[Request]
Reproduce the portion of the coin change passage below starting at "1.1 The Minimum" and ending at "number of times.".

[Excerpted passage]
++++++
But first, let’s walk slowly through the problem itself, its many variants, and why it remains a staple of algorithm courses and coding interviews. We’ll build from the ground up: first with formal definitions, then with algorithm designs, and finally with a rigorous analysis of when each approach is safe. Along the way, we’ll sprinkle in code, real-world anecdotes, and enough mathematical seasoning to satisfy the curious reader.


1. The Coin Change Problem: Formal Definition and Variants

1.1 The Minimum Coin Change Problem

The most common version of the coin change problem is often phrased as:

Given a set of coin denominations ( C = {c_1, c_2, \dots, c_n} ) (each ( c_i > 0 )), and an integer target amount ( T ), find the minimum number of coins needed to make exactly ( T ). If it is impossible to make the amount (e.g., target 3 with denominations [2,4]), return –1 or indicate impossibility.

We assume an unlimited supply of each coin. This is the unbounded knapsack variant – each coin can be used any number of times.
++++++
[Entries]
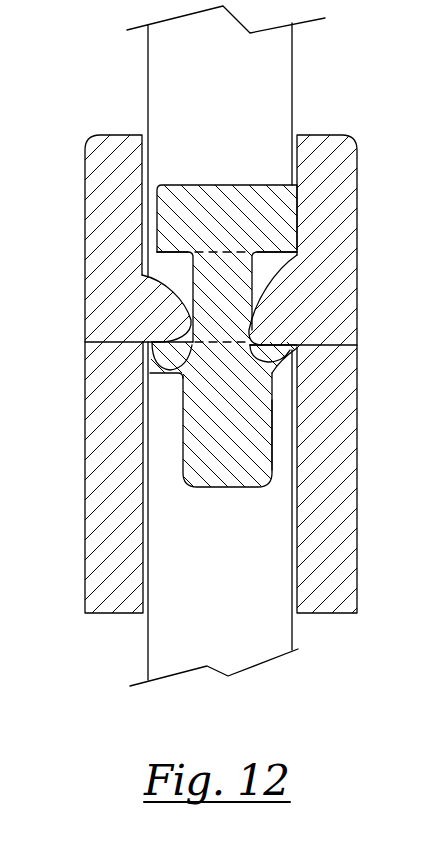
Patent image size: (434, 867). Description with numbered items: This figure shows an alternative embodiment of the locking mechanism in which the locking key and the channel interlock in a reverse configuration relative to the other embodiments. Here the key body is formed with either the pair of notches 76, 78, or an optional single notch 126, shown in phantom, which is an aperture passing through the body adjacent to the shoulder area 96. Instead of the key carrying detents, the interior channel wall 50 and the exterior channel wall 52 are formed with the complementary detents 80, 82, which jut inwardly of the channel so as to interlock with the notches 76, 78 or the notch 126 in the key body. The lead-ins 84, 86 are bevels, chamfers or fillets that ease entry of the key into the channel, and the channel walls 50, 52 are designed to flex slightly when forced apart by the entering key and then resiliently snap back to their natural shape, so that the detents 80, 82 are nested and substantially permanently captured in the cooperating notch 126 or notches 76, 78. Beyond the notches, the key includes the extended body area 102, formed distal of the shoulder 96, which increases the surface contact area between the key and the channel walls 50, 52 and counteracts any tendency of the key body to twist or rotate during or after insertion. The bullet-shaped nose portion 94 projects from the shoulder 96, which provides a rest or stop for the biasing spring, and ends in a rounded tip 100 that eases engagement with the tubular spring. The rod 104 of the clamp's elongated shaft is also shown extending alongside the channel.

The interior channel wall 50 is at (109, 375).
The exterior channel wall 52 is at (331, 372).
The notch 76 is at (155, 280).
The notch 78 is at (300, 256).
The detent 80 is at (172, 376).
The detent 82 is at (357, 345).
The lead-in 84 is at (168, 267).
The lead-in 86 is at (266, 260).
The nose portion 94 is at (283, 377).
The shoulder 96 is at (272, 437).
The tip 100 is at (228, 487).
The extended body area 102 is at (219, 331).
The rod 104 is at (292, 50).
The single notch 126 is at (240, 307).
++++++
[Worked solution]
1.1 The Minimum Coin Change Problem

The most common version of the coin change problem is often phrased as:

Given a set of coin denominations ( C = {c_1, c_2, \dots, c_n} ) (each ( c_i > 0 )), and an integer target amount ( T ), find the minimum number of coins needed to make exactly ( T ). If it is impossible to make the amount (e.g., target 3 with denominations [2,4]), return –1 or indicate impossibility.

We assume an unlimited supply of each coin. This is the unbounded knapsack variant – each coin can be used any number of times.